### THE REQUEST
Please say how far Old World Wisconsin is from Milwaukee, and in which direction, according to the Old World Wisconsin post below.

### SELECTION
'''

Thursday, June 1, 2017


Old World Wisconsin is an outdoor museum located about 40 miles southwest of Milwaukee.  Situated on over 500 acres of rolling land, it includes a large number of reconstructed residences, farm buildings, meeting halls, and churches built by various mostly European immigrant groups from the 19th century.  The structures are furnished with household goods, farm implements, and other equipment from the same era.  And it is staffed by volunteers dressed in clothes of the era, who provide information and demonstrations that help bring the era to life.

I spent about three hours walking from settlement to settlement trying to capture some of the history in photographs.  Following is some of what I got.

The first image is of the interior of a Catholic church  originally built in Milwaukee in 1839 and moved to and reconstructed on site.  Unfortunately, unlike with most of the buildings, I was not able to enter this church to obtain detail shots.

I took this shot of one of the church's lovely gothic windows that shows the corresponding window on the opposite side of the church.

A number of the buildings, particularly meeting houses, featured wood burning stoves.  As in the photo of the church above, most of these stoves were situated in the center of the room to maximize their efficiency.  Here are a couple of the other stoves.

This last is a closeup of the multipurpose stove shown in the previous shot.

The following was a larger home that was unfortunately closed for restoration.

I converted this to a black and white and darkened the blue sky.

As mentioned, there were a large number of outbuildings, including the following.

Here I wanted to incorporate the fence as a foreground element.  Unfortunately, the top boards of the fence coincided with the base of the building, which I thought created a bit of compositional confusion.

Below is an interior shot from one of the outbuildings.

Here is another tumbledown outbuilding.

But the surprise was when I entered the low entrance.

'''

### DATASET CONTENT
'''

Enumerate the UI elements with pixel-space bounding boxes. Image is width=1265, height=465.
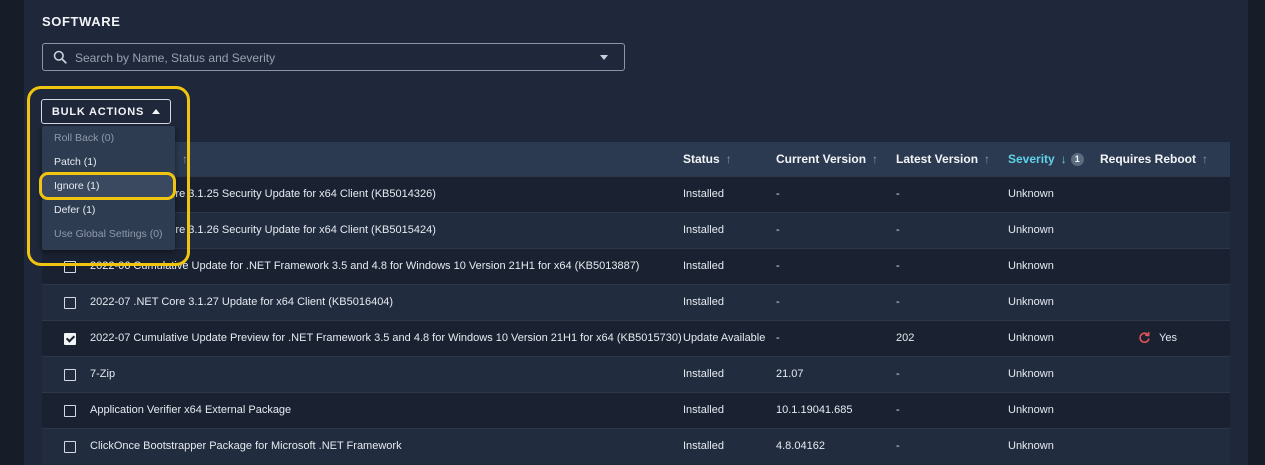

'''

### OUTPUT FOR THIS TASK
About 40 miles southwest of Milwaukee.